• _TASK OBJECTIVE_:
Exact reproduction of the data is required, with images excluded.

• _DATA PROVIDED_:
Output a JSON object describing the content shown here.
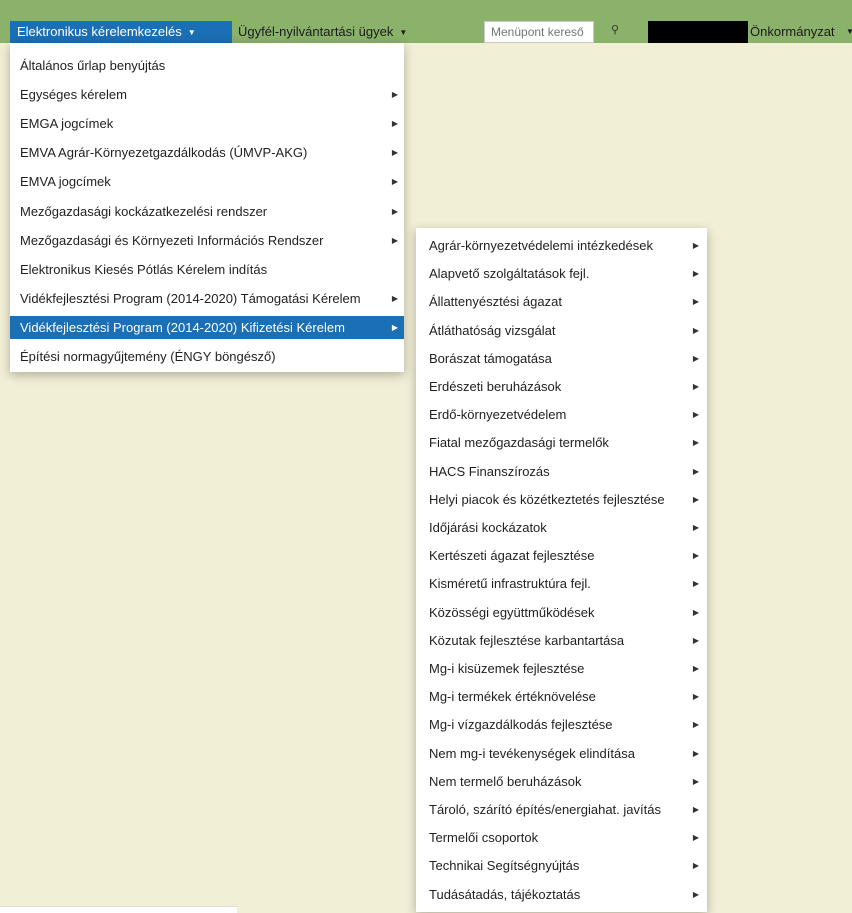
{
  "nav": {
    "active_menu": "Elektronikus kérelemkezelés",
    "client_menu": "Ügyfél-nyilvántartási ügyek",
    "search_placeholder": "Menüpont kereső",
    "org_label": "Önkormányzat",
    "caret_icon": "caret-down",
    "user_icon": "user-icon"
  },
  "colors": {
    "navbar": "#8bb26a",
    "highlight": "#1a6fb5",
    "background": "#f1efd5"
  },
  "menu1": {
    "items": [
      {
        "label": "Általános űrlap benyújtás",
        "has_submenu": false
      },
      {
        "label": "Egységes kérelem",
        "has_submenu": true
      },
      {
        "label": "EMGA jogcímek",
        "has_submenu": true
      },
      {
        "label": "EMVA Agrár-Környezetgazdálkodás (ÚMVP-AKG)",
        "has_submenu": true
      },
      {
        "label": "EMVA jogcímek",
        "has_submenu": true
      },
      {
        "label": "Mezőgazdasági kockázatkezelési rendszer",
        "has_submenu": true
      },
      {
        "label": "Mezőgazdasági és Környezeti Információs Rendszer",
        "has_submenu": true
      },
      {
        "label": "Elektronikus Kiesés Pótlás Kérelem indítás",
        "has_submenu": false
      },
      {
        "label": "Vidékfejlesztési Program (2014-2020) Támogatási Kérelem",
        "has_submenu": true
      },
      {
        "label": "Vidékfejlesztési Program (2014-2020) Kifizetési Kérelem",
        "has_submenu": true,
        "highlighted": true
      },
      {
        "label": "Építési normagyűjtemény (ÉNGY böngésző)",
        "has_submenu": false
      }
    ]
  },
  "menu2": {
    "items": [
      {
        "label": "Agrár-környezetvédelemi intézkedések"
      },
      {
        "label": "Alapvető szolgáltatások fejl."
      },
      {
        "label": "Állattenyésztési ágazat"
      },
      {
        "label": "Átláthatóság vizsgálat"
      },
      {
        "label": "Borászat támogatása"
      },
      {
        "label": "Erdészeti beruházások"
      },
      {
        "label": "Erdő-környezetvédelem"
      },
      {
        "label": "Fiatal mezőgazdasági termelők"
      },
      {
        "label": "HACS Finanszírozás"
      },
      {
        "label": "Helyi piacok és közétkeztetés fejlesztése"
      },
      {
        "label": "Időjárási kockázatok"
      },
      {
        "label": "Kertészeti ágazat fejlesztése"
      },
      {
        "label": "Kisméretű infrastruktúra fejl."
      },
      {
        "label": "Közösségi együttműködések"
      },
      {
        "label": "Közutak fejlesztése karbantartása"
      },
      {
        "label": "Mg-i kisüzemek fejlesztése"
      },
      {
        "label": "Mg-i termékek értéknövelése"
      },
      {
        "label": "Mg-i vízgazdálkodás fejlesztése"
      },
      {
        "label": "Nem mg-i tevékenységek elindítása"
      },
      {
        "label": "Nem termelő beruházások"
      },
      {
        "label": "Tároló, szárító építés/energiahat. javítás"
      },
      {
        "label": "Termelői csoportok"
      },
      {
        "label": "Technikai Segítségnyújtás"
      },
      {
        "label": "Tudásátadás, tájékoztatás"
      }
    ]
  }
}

• _TASK RESPONSE_:
Output a JSON object describing the content shown here.
{
  "nav": {
    "active_menu": "Elektronikus kérelemkezelés",
    "client_menu": "Ügyfél-nyilvántartási ügyek",
    "search_placeholder": "Menüpont kereső",
    "org_label": "Önkormányzat",
    "caret_icon": "caret-down",
    "user_icon": "user-icon"
  },
  "colors": {
    "navbar": "#8bb26a",
    "highlight": "#1a6fb5",
    "background": "#f1efd5"
  },
  "menu1": {
    "items": [
      {
        "label": "Általános űrlap benyújtás",
        "has_submenu": false
      },
      {
        "label": "Egységes kérelem",
        "has_submenu": true
      },
      {
        "label": "EMGA jogcímek",
        "has_submenu": true
      },
      {
        "label": "EMVA Agrár-Környezetgazdálkodás (ÚMVP-AKG)",
        "has_submenu": true
      },
      {
        "label": "EMVA jogcímek",
        "has_submenu": true
      },
      {
        "label": "Mezőgazdasági kockázatkezelési rendszer",
        "has_submenu": true
      },
      {
        "label": "Mezőgazdasági és Környezeti Információs Rendszer",
        "has_submenu": true
      },
      {
        "label": "Elektronikus Kiesés Pótlás Kérelem indítás",
        "has_submenu": false
      },
      {
        "label": "Vidékfejlesztési Program (2014-2020) Támogatási Kérelem",
        "has_submenu": true
      },
      {
        "label": "Vidékfejlesztési Program (2014-2020) Kifizetési Kérelem",
        "has_submenu": true,
        "highlighted": true
      },
      {
        "label": "Építési normagyűjtemény (ÉNGY böngésző)",
        "has_submenu": false
      }
    ]
  },
  "menu2": {
    "items": [
      {
        "label": "Agrár-környezetvédelemi intézkedések"
      },
      {
        "label": "Alapvető szolgáltatások fejl."
      },
      {
        "label": "Állattenyésztési ágazat"
      },
      {
        "label": "Átláthatóság vizsgálat"
      },
      {
        "label": "Borászat támogatása"
      },
      {
        "label": "Erdészeti beruházások"
      },
      {
        "label": "Erdő-környezetvédelem"
      },
      {
        "label": "Fiatal mezőgazdasági termelők"
      },
      {
        "label": "HACS Finanszírozás"
      },
      {
        "label": "Helyi piacok és közétkeztetés fejlesztése"
      },
      {
        "label": "Időjárási kockázatok"
      },
      {
        "label": "Kertészeti ágazat fejlesztése"
      },
      {
        "label": "Kisméretű infrastruktúra fejl."
      },
      {
        "label": "Közösségi együttműködések"
      },
      {
        "label": "Közutak fejlesztése karbantartása"
      },
      {
        "label": "Mg-i kisüzemek fejlesztése"
      },
      {
        "label": "Mg-i termékek értéknövelése"
      },
      {
        "label": "Mg-i vízgazdálkodás fejlesztése"
      },
      {
        "label": "Nem mg-i tevékenységek elindítása"
      },
      {
        "label": "Nem termelő beruházások"
      },
      {
        "label": "Tároló, szárító építés/energiahat. javítás"
      },
      {
        "label": "Termelői csoportok"
      },
      {
        "label": "Technikai Segítségnyújtás"
      },
      {
        "label": "Tudásátadás, tájékoztatás"
      }
    ]
  }
}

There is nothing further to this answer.